→ **WORK TO BE COMPLETED**:
Examine the records and identify each line that includes the string "this". Copy those lines.

== SUPPLIED DATA

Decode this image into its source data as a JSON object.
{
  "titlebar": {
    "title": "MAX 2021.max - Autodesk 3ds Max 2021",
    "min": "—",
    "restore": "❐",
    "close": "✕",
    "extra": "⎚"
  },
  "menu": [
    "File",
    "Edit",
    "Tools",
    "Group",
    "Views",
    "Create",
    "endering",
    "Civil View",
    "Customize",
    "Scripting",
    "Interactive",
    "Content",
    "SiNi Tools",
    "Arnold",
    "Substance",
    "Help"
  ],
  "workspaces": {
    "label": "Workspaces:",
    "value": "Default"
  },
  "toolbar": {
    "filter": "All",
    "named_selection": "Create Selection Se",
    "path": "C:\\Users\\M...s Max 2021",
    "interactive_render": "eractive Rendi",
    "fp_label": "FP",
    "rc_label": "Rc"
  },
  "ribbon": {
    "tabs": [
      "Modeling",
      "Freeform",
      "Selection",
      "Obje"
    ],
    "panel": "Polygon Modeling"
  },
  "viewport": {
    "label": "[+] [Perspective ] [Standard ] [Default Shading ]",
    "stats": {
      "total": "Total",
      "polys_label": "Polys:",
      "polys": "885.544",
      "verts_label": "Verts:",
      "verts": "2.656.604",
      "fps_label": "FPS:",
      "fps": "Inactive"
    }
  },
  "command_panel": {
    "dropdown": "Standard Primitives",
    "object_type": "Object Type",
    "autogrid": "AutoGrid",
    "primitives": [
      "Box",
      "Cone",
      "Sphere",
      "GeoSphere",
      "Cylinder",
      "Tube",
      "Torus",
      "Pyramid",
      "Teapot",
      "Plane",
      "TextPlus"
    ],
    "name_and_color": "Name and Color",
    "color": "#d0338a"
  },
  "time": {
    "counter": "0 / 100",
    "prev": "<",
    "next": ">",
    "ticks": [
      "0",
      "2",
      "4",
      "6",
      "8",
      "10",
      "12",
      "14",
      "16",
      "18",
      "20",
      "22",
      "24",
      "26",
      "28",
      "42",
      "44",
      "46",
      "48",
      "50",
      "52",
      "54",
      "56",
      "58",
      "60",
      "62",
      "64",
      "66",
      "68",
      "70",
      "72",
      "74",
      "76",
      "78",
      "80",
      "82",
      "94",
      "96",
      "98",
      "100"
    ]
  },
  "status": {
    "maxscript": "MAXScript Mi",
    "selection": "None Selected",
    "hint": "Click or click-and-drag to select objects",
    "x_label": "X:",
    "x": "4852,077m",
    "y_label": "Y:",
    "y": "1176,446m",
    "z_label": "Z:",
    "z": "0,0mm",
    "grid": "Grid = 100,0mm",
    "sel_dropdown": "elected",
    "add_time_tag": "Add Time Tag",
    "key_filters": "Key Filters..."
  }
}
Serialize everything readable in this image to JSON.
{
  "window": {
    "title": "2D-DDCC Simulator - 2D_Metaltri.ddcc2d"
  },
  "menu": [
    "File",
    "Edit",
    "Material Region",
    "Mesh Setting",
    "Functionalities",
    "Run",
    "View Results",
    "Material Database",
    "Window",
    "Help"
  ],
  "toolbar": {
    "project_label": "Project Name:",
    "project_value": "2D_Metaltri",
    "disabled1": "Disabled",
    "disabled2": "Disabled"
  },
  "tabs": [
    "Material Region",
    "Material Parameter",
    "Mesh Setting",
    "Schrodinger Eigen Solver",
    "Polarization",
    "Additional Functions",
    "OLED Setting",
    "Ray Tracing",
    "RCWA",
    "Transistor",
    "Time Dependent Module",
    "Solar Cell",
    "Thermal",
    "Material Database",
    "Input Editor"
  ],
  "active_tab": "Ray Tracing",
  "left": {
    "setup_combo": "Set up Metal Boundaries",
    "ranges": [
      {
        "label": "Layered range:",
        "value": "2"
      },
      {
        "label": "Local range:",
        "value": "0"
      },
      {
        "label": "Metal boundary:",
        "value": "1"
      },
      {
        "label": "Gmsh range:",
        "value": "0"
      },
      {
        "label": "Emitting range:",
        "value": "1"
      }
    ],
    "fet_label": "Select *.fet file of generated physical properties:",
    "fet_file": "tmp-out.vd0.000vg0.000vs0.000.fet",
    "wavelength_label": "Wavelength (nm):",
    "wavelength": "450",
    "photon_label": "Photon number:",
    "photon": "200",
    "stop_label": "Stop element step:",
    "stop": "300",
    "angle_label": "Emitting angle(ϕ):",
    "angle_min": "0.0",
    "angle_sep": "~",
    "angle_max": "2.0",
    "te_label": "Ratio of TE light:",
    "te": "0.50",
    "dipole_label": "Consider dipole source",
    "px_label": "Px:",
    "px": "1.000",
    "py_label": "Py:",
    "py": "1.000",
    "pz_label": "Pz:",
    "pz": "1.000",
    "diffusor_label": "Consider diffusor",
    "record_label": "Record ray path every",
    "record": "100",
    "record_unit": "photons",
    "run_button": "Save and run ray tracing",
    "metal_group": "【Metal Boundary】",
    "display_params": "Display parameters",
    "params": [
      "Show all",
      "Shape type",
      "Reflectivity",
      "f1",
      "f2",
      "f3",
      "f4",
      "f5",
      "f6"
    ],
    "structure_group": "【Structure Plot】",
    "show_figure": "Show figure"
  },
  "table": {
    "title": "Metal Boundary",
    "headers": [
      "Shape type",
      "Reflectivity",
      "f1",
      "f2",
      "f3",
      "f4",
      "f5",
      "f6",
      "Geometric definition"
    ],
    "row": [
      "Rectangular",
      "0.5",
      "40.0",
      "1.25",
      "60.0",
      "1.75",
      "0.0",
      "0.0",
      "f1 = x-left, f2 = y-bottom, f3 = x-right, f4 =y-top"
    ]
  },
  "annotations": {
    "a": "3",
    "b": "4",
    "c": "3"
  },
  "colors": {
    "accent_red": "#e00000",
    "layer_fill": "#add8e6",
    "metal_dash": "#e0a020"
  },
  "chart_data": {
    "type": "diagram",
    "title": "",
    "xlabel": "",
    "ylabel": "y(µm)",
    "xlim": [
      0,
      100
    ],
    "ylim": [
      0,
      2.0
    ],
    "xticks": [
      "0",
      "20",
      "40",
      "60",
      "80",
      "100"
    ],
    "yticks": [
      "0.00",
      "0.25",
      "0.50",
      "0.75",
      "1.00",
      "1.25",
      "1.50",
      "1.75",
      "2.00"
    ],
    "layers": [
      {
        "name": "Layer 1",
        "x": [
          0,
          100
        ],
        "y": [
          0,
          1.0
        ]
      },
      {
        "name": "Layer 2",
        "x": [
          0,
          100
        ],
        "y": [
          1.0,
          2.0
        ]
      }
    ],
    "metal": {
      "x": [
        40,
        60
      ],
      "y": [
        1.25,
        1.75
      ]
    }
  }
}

====

→ **TASK SOLUTION**:
Decode this image into its source data as a JSON object.
Serialize everything readable in this image to JSON.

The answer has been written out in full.